Excerpt provided ->

"""

Apparently that's been a little while, however. According to vnconfig(8):

> _The mdconfig utility first appeared in FreeBSD 5.0 as a cleaner replacement
> for the vn(4) and vnconfig(8) combo._

5.0 was released just over 15 years ago.

------
phaedrus
One time I tried to create a tool to do in-place conversion between Linux
software RAID volumes (e.g. RAID-0 to RAID-1 (assuming data fits), or RAID-1
to RAID-5, etc.) I used disk image files and the loopback device to test it to
avoid having to reformat physical partitions.

Despite reading all of the documentation I could find, and even going so far
as to read kernel source code, I could never get the system to recognize my
striped block data. That is, I tried to generate three files composing a
RAID-5 "by hand", but mdadm would refuse to mount them. I never figured out if
there was some additional id-block I was missing, or if my striping algorithm
was not correct.

------
ckastner
Under Linux, this can also be achieved with kpartx(8).

[https://linux.die.net/man/8/kpartx](https://linux.die.net/man/8/kpartx)

"""

Required actions ->
[1] Can you reproduce the forum thread excerpt word for word, beginning at the words "Apparently that's been" and stopping after "15 years ago."?
[2] In the first block of entries, transcribe the lines precisely, beginning at the line that has "line [436, 540, 771, 661]" and stopping after the line that has "y-tick-label: 0 [86, 261, 93, 275]".
The forum thread excerpt and the entries are unrelated material.

Material for this exercise ->
"""

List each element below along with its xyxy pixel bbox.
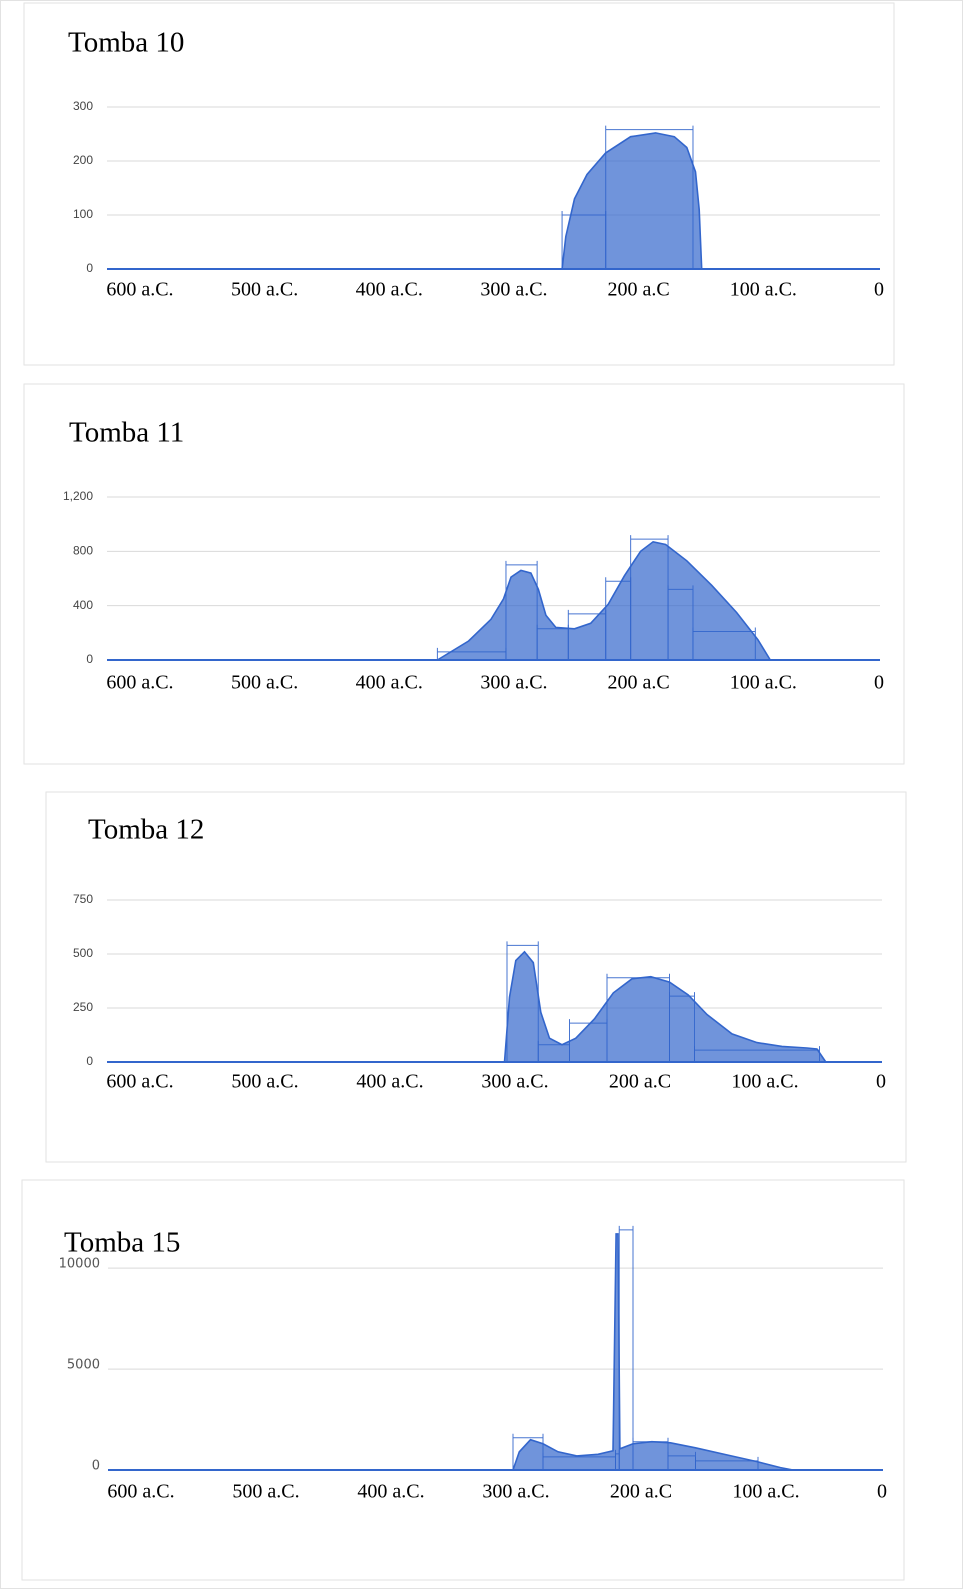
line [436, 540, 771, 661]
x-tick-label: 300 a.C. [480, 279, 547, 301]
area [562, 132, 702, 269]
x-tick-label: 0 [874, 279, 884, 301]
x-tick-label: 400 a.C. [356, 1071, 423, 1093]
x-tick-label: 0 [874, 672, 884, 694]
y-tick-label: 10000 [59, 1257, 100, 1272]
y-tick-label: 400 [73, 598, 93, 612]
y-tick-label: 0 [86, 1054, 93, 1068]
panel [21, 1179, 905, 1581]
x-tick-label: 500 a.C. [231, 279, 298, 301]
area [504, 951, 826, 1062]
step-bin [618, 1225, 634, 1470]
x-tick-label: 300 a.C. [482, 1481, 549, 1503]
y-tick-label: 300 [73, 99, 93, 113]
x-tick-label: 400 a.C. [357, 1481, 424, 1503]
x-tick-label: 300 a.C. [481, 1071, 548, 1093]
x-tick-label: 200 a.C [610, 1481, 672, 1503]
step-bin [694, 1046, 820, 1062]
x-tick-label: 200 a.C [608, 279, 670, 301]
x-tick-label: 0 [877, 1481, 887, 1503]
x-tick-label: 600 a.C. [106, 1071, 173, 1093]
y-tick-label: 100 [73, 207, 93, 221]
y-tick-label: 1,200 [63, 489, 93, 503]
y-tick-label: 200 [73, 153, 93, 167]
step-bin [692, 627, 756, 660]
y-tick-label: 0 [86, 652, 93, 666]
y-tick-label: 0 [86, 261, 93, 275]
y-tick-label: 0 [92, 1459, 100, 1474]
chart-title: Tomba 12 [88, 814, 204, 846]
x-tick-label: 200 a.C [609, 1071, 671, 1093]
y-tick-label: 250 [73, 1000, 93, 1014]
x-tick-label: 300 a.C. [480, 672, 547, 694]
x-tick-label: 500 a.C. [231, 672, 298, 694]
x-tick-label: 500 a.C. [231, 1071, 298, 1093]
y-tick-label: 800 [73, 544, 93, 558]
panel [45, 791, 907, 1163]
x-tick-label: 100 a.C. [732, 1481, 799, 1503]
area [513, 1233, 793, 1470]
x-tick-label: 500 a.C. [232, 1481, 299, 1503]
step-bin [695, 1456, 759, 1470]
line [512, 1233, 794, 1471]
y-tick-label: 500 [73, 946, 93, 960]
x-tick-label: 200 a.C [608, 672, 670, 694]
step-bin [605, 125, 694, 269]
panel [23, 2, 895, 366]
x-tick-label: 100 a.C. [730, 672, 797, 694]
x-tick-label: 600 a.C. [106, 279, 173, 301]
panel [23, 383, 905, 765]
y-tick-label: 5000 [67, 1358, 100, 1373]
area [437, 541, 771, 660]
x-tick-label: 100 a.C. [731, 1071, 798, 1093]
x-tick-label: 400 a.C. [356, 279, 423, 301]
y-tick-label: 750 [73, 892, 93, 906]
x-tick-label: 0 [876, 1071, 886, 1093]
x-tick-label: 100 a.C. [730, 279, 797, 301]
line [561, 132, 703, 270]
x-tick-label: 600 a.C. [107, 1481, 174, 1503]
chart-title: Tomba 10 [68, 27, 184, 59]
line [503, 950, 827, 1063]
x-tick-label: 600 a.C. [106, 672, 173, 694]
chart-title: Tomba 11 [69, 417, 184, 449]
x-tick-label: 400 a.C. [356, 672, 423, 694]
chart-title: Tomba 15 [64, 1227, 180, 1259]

"""
"""

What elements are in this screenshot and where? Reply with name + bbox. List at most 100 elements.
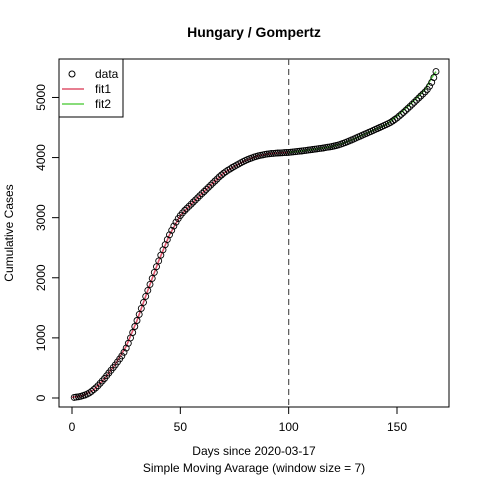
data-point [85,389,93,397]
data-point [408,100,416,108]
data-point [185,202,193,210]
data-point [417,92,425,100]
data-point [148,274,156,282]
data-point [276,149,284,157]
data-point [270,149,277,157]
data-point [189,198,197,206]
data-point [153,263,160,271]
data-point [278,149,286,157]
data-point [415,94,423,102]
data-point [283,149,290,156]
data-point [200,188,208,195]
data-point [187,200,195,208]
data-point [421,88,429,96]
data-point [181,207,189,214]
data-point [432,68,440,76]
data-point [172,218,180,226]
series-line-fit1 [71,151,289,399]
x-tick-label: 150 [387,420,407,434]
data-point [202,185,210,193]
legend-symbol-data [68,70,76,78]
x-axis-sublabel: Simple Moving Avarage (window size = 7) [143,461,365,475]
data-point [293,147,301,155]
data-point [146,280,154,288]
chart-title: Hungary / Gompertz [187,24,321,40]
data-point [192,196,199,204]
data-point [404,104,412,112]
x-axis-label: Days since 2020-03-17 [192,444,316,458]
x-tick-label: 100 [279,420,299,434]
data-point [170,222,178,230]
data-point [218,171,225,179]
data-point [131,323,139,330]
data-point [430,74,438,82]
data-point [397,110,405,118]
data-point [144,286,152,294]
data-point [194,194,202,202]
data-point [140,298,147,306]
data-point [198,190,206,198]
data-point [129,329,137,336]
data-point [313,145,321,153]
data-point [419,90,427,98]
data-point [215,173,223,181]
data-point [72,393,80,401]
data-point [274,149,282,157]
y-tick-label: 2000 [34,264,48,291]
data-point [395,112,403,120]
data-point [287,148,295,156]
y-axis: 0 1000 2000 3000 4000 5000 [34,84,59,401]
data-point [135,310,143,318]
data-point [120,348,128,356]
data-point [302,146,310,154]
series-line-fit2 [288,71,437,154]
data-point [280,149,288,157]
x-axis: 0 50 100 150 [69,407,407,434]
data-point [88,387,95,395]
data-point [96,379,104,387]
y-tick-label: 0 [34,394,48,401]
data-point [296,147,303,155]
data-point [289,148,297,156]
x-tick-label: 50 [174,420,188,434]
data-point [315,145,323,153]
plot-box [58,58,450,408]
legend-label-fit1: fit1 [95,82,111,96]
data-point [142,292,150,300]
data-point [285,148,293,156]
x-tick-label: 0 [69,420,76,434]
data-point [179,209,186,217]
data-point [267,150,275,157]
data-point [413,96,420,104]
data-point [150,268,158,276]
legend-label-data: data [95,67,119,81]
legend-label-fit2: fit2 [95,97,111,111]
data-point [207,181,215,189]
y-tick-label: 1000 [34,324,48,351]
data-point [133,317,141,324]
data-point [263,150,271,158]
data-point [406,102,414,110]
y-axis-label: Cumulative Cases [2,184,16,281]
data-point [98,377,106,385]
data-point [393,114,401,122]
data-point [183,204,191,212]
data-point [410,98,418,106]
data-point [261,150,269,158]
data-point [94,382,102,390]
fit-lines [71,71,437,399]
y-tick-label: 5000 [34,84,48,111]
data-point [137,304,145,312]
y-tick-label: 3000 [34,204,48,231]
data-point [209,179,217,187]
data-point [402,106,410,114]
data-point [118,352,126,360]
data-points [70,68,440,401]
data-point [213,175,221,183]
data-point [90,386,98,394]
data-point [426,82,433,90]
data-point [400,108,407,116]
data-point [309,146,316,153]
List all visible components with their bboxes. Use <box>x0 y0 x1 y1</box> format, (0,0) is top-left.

"""

Final results ->
[1]
Apparently that's been a little while, however. According to vnconfig(8):

> _The mdconfig utility first appeared in FreeBSD 5.0 as a cleaner replacement
> for the vn(4) and vnconfig(8) combo._

5.0 was released just over 15 years ago.

[2]
line [436, 540, 771, 661]
x-tick-label: 300 a.C. [480, 279, 547, 301]
area [562, 132, 702, 269]
x-tick-label: 0 [874, 279, 884, 301]
x-tick-label: 400 a.C. [356, 1071, 423, 1093]
x-tick-label: 0 [874, 672, 884, 694]
y-tick-label: 10000 [59, 1257, 100, 1272]
y-tick-label: 400 [73, 598, 93, 612]
y-tick-label: 0 [86, 1054, 93, 1068]
panel [21, 1179, 905, 1581]
x-tick-label: 500 a.C. [231, 279, 298, 301]
area [504, 951, 826, 1062]
step-bin [618, 1225, 634, 1470]
x-tick-label: 300 a.C. [482, 1481, 549, 1503]
y-tick-label: 300 [73, 99, 93, 113]
x-tick-label: 400 a.C. [357, 1481, 424, 1503]
x-tick-label: 300 a.C. [481, 1071, 548, 1093]
x-tick-label: 200 a.C [610, 1481, 672, 1503]
step-bin [694, 1046, 820, 1062]
x-tick-label: 200 a.C [608, 279, 670, 301]
x-tick-label: 0 [877, 1481, 887, 1503]
x-tick-label: 600 a.C. [106, 1071, 173, 1093]
y-tick-label: 100 [73, 207, 93, 221]
y-tick-label: 1,200 [63, 489, 93, 503]
y-tick-label: 200 [73, 153, 93, 167]
step-bin [692, 627, 756, 660]
y-tick-label: 0 [86, 652, 93, 666]
y-tick-label: 0 [86, 261, 93, 275]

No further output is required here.